▸ **Records that describe figures**
####################

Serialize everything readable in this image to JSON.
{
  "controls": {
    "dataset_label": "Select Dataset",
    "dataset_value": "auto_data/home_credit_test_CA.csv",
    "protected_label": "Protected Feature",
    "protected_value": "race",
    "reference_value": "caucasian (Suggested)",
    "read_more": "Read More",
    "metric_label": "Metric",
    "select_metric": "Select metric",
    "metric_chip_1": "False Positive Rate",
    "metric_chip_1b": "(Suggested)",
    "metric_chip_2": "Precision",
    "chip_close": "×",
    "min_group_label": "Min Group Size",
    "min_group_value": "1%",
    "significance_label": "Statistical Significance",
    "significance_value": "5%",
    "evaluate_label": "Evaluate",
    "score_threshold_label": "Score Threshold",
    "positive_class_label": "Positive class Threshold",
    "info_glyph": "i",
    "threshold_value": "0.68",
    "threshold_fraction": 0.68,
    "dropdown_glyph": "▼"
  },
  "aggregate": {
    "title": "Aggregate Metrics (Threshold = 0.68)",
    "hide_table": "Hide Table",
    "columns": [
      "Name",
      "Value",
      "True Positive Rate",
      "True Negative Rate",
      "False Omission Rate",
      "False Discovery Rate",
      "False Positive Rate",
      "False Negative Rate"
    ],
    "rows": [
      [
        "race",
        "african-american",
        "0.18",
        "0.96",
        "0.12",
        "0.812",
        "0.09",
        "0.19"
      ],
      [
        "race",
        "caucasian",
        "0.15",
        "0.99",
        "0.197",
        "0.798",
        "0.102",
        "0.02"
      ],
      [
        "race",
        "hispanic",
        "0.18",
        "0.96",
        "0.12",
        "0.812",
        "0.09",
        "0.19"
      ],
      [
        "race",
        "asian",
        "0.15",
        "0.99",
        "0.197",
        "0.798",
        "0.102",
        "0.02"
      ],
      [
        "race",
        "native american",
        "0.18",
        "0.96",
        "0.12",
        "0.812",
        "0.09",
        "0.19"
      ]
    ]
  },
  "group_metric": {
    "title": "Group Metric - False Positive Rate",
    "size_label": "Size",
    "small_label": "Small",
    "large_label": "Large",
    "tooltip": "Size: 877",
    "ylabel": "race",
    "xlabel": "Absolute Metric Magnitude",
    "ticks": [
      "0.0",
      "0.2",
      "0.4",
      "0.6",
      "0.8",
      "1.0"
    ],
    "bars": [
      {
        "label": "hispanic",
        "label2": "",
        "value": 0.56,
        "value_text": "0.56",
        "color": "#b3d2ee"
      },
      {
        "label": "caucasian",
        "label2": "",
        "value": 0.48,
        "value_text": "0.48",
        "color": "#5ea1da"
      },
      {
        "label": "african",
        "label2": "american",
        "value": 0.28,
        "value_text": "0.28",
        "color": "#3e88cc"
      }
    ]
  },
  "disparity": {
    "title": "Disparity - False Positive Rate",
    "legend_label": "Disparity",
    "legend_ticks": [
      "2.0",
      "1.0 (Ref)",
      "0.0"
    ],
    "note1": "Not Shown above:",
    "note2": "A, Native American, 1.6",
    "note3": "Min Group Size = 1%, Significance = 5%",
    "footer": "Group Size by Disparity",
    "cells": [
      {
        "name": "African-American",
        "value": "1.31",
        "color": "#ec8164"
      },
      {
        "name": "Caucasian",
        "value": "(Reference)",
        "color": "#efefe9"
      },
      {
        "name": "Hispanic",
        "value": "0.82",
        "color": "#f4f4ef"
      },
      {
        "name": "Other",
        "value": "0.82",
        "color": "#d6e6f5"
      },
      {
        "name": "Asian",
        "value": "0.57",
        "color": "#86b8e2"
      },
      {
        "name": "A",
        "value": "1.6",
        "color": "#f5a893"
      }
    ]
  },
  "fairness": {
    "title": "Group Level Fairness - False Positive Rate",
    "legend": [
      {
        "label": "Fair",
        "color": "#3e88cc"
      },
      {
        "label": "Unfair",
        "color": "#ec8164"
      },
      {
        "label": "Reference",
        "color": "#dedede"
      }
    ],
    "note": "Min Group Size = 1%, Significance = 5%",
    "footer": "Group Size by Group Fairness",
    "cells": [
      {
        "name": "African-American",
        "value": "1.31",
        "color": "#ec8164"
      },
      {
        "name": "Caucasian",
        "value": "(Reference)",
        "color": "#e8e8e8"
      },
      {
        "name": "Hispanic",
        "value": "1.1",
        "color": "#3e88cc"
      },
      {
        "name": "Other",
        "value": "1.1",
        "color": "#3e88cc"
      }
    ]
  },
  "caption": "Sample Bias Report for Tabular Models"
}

####################

▸ **Job**
Make an exact copy of every line in the data.

▸ **Exercise result**
Serialize everything readable in this image to JSON.
{
  "controls": {
    "dataset_label": "Select Dataset",
    "dataset_value": "auto_data/home_credit_test_CA.csv",
    "protected_label": "Protected Feature",
    "protected_value": "race",
    "reference_value": "caucasian (Suggested)",
    "read_more": "Read More",
    "metric_label": "Metric",
    "select_metric": "Select metric",
    "metric_chip_1": "False Positive Rate",
    "metric_chip_1b": "(Suggested)",
    "metric_chip_2": "Precision",
    "chip_close": "×",
    "min_group_label": "Min Group Size",
    "min_group_value": "1%",
    "significance_label": "Statistical Significance",
    "significance_value": "5%",
    "evaluate_label": "Evaluate",
    "score_threshold_label": "Score Threshold",
    "positive_class_label": "Positive class Threshold",
    "info_glyph": "i",
    "threshold_value": "0.68",
    "threshold_fraction": 0.68,
    "dropdown_glyph": "▼"
  },
  "aggregate": {
    "title": "Aggregate Metrics (Threshold = 0.68)",
    "hide_table": "Hide Table",
    "columns": [
      "Name",
      "Value",
      "True Positive Rate",
      "True Negative Rate",
      "False Omission Rate",
      "False Discovery Rate",
      "False Positive Rate",
      "False Negative Rate"
    ],
    "rows": [
      [
        "race",
        "african-american",
        "0.18",
        "0.96",
        "0.12",
        "0.812",
        "0.09",
        "0.19"
      ],
      [
        "race",
        "caucasian",
        "0.15",
        "0.99",
        "0.197",
        "0.798",
        "0.102",
        "0.02"
      ],
      [
        "race",
        "hispanic",
        "0.18",
        "0.96",
        "0.12",
        "0.812",
        "0.09",
        "0.19"
      ],
      [
        "race",
        "asian",
        "0.15",
        "0.99",
        "0.197",
        "0.798",
        "0.102",
        "0.02"
      ],
      [
        "race",
        "native american",
        "0.18",
        "0.96",
        "0.12",
        "0.812",
        "0.09",
        "0.19"
      ]
    ]
  },
  "group_metric": {
    "title": "Group Metric - False Positive Rate",
    "size_label": "Size",
    "small_label": "Small",
    "large_label": "Large",
    "tooltip": "Size: 877",
    "ylabel": "race",
    "xlabel": "Absolute Metric Magnitude",
    "ticks": [
      "0.0",
      "0.2",
      "0.4",
      "0.6",
      "0.8",
      "1.0"
    ],
    "bars": [
      {
        "label": "hispanic",
        "label2": "",
        "value": 0.56,
        "value_text": "0.56",
        "color": "#b3d2ee"
      },
      {
        "label": "caucasian",
        "label2": "",
        "value": 0.48,
        "value_text": "0.48",
        "color": "#5ea1da"
      },
      {
        "label": "african",
        "label2": "american",
        "value": 0.28,
        "value_text": "0.28",
        "color": "#3e88cc"
      }
    ]
  },
  "disparity": {
    "title": "Disparity - False Positive Rate",
    "legend_label": "Disparity",
    "legend_ticks": [
      "2.0",
      "1.0 (Ref)",
      "0.0"
    ],
    "note1": "Not Shown above:",
    "note2": "A, Native American, 1.6",
    "note3": "Min Group Size = 1%, Significance = 5%",
    "footer": "Group Size by Disparity",
    "cells": [
      {
        "name": "African-American",
        "value": "1.31",
        "color": "#ec8164"
      },
      {
        "name": "Caucasian",
        "value": "(Reference)",
        "color": "#efefe9"
      },
      {
        "name": "Hispanic",
        "value": "0.82",
        "color": "#f4f4ef"
      },
      {
        "name": "Other",
        "value": "0.82",
        "color": "#d6e6f5"
      },
      {
        "name": "Asian",
        "value": "0.57",
        "color": "#86b8e2"
      },
      {
        "name": "A",
        "value": "1.6",
        "color": "#f5a893"
      }
    ]
  },
  "fairness": {
    "title": "Group Level Fairness - False Positive Rate",
    "legend": [
      {
        "label": "Fair",
        "color": "#3e88cc"
      },
      {
        "label": "Unfair",
        "color": "#ec8164"
      },
      {
        "label": "Reference",
        "color": "#dedede"
      }
    ],
    "note": "Min Group Size = 1%, Significance = 5%",
    "footer": "Group Size by Group Fairness",
    "cells": [
      {
        "name": "African-American",
        "value": "1.31",
        "color": "#ec8164"
      },
      {
        "name": "Caucasian",
        "value": "(Reference)",
        "color": "#e8e8e8"
      },
      {
        "name": "Hispanic",
        "value": "1.1",
        "color": "#3e88cc"
      },
      {
        "name": "Other",
        "value": "1.1",
        "color": "#3e88cc"
      }
    ]
  },
  "caption": "Sample Bias Report for Tabular Models"
}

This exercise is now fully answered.